## Exercise description
Report how many lines hold the string "JSON". Give the number and nothing else.

## Records for the exercise
--------------------------------

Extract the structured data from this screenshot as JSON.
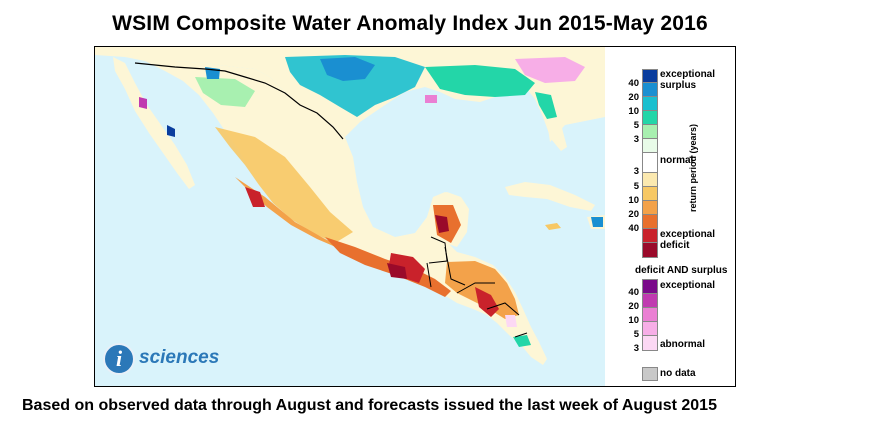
{
  "title": "WSIM Composite Water Anomaly Index Jun 2015-May 2016",
  "caption": "Based on observed data through August and forecasts issued the last week of August 2015",
  "logo": {
    "text": "sciences",
    "letter": "i"
  },
  "legend": {
    "axis_label": "return period (years)",
    "surplus_top": "exceptional",
    "surplus_bottom": "surplus",
    "normal": "normal",
    "deficit_top": "exceptional",
    "deficit_bottom": "deficit",
    "both_title": "deficit AND surplus",
    "both_top": "exceptional",
    "both_bottom": "abnormal",
    "nodata": "no data",
    "surplus_ticks": [
      "40",
      "20",
      "10",
      "5",
      "3"
    ],
    "deficit_ticks": [
      "3",
      "5",
      "10",
      "20",
      "40"
    ],
    "both_ticks": [
      "40",
      "20",
      "10",
      "5",
      "3"
    ],
    "colors": {
      "surplus": [
        "#0a3d9e",
        "#1a8fd1",
        "#19bfcf",
        "#23d6a8",
        "#a8f0b0",
        "#e8fbe8"
      ],
      "normal": "#ffffff",
      "deficit": [
        "#fbe9b0",
        "#f7c865",
        "#f3a24a",
        "#e8702e",
        "#c9222b",
        "#9a0a2a"
      ],
      "both": [
        "#7a0a8a",
        "#c03ab0",
        "#ea7fd3",
        "#f7aee7",
        "#fcd8f4"
      ],
      "nodata": "#c8c8c8",
      "ocean": "#d9f3fb",
      "land": "#fdf6d6"
    }
  }
}
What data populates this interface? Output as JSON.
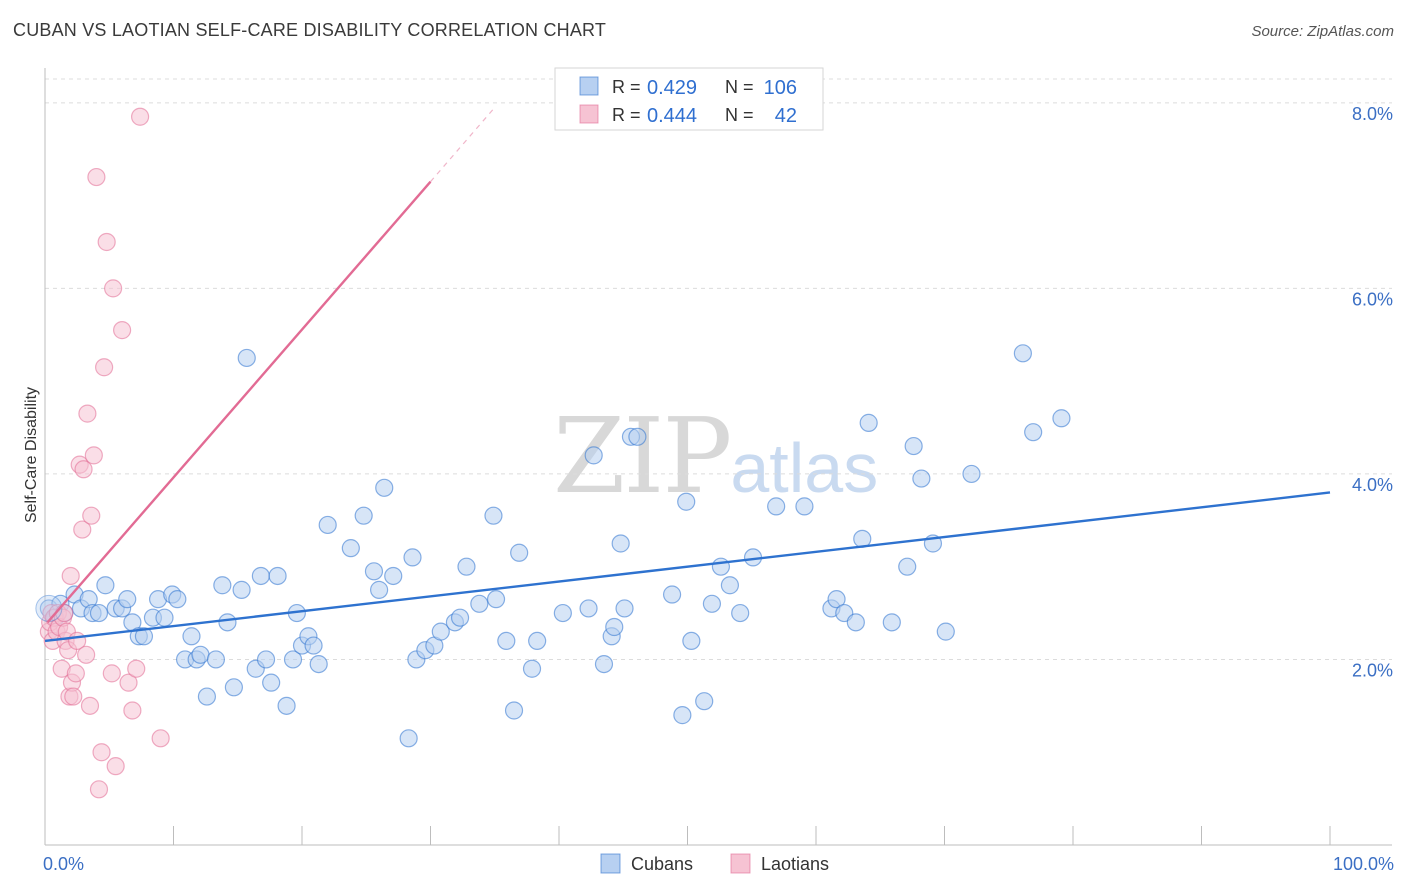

--------------------------------

## Reply to the task
2